TASK STATEMENT: Reproduce the listing below word for word, with no pictures.

-- begin SUPPLIED MATERIAL --

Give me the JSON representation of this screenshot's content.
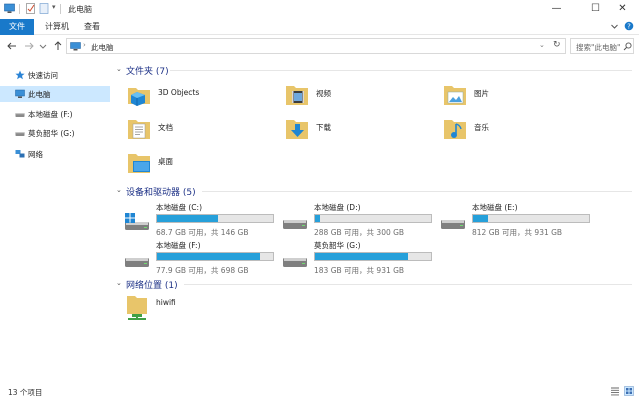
{
  "window": {
    "title": "此电脑",
    "controls": {
      "minimize": "—",
      "maximize": "☐",
      "close": "✕"
    }
  },
  "ribbon": {
    "tabs": [
      "文件",
      "计算机",
      "查看"
    ],
    "expand_icon": "chevron-down-icon",
    "help_icon": "help-icon"
  },
  "address": {
    "path": "此电脑",
    "search_placeholder": "搜索\"此电脑\""
  },
  "nav": {
    "items": [
      {
        "label": "快速访问",
        "icon": "star-icon"
      },
      {
        "label": "此电脑",
        "icon": "computer-icon",
        "selected": true
      },
      {
        "label": "本地磁盘 (F:)",
        "icon": "drive-icon"
      },
      {
        "label": "莫负韶华 (G:)",
        "icon": "drive-icon"
      },
      {
        "label": "网络",
        "icon": "network-icon"
      }
    ]
  },
  "groups": {
    "folders": {
      "title": "文件夹 (7)",
      "items": [
        {
          "label": "3D Objects",
          "icon": "3d-objects-folder-icon"
        },
        {
          "label": "视频",
          "icon": "videos-folder-icon"
        },
        {
          "label": "图片",
          "icon": "pictures-folder-icon"
        },
        {
          "label": "文档",
          "icon": "documents-folder-icon"
        },
        {
          "label": "下载",
          "icon": "downloads-folder-icon"
        },
        {
          "label": "音乐",
          "icon": "music-folder-icon"
        },
        {
          "label": "桌面",
          "icon": "desktop-folder-icon"
        }
      ]
    },
    "drives": {
      "title": "设备和驱动器 (5)",
      "items": [
        {
          "label": "本地磁盘 (C:)",
          "free": "68.7 GB 可用，共 146 GB",
          "used_fraction": 0.53,
          "windows": true
        },
        {
          "label": "本地磁盘 (D:)",
          "free": "288 GB 可用，共 300 GB",
          "used_fraction": 0.04
        },
        {
          "label": "本地磁盘 (E:)",
          "free": "812 GB 可用，共 931 GB",
          "used_fraction": 0.13
        },
        {
          "label": "本地磁盘 (F:)",
          "free": "77.9 GB 可用，共 698 GB",
          "used_fraction": 0.89
        },
        {
          "label": "莫负韶华 (G:)",
          "free": "183 GB 可用，共 931 GB",
          "used_fraction": 0.8
        }
      ],
      "bar_color": "#26a0da"
    },
    "network": {
      "title": "网络位置 (1)",
      "items": [
        {
          "label": "hiwifi",
          "icon": "network-share-icon"
        }
      ]
    }
  },
  "status": {
    "text": "13 个项目"
  },
  "colors": {
    "accent": "#1979ca",
    "selected": "#cce8ff",
    "header": "#1e3287"
  }
}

-- end SUPPLIED MATERIAL --

TASK OUTPUT:
Give me the JSON representation of this screenshot's content.
{
  "window": {
    "title": "此电脑",
    "controls": {
      "minimize": "—",
      "maximize": "☐",
      "close": "✕"
    }
  },
  "ribbon": {
    "tabs": [
      "文件",
      "计算机",
      "查看"
    ],
    "expand_icon": "chevron-down-icon",
    "help_icon": "help-icon"
  },
  "address": {
    "path": "此电脑",
    "search_placeholder": "搜索\"此电脑\""
  },
  "nav": {
    "items": [
      {
        "label": "快速访问",
        "icon": "star-icon"
      },
      {
        "label": "此电脑",
        "icon": "computer-icon",
        "selected": true
      },
      {
        "label": "本地磁盘 (F:)",
        "icon": "drive-icon"
      },
      {
        "label": "莫负韶华 (G:)",
        "icon": "drive-icon"
      },
      {
        "label": "网络",
        "icon": "network-icon"
      }
    ]
  },
  "groups": {
    "folders": {
      "title": "文件夹 (7)",
      "items": [
        {
          "label": "3D Objects",
          "icon": "3d-objects-folder-icon"
        },
        {
          "label": "视频",
          "icon": "videos-folder-icon"
        },
        {
          "label": "图片",
          "icon": "pictures-folder-icon"
        },
        {
          "label": "文档",
          "icon": "documents-folder-icon"
        },
        {
          "label": "下载",
          "icon": "downloads-folder-icon"
        },
        {
          "label": "音乐",
          "icon": "music-folder-icon"
        },
        {
          "label": "桌面",
          "icon": "desktop-folder-icon"
        }
      ]
    },
    "drives": {
      "title": "设备和驱动器 (5)",
      "items": [
        {
          "label": "本地磁盘 (C:)",
          "free": "68.7 GB 可用，共 146 GB",
          "used_fraction": 0.53,
          "windows": true
        },
        {
          "label": "本地磁盘 (D:)",
          "free": "288 GB 可用，共 300 GB",
          "used_fraction": 0.04
        },
        {
          "label": "本地磁盘 (E:)",
          "free": "812 GB 可用，共 931 GB",
          "used_fraction": 0.13
        },
        {
          "label": "本地磁盘 (F:)",
          "free": "77.9 GB 可用，共 698 GB",
          "used_fraction": 0.89
        },
        {
          "label": "莫负韶华 (G:)",
          "free": "183 GB 可用，共 931 GB",
          "used_fraction": 0.8
        }
      ],
      "bar_color": "#26a0da"
    },
    "network": {
      "title": "网络位置 (1)",
      "items": [
        {
          "label": "hiwifi",
          "icon": "network-share-icon"
        }
      ]
    }
  },
  "status": {
    "text": "13 个项目"
  },
  "colors": {
    "accent": "#1979ca",
    "selected": "#cce8ff",
    "header": "#1e3287"
  }
}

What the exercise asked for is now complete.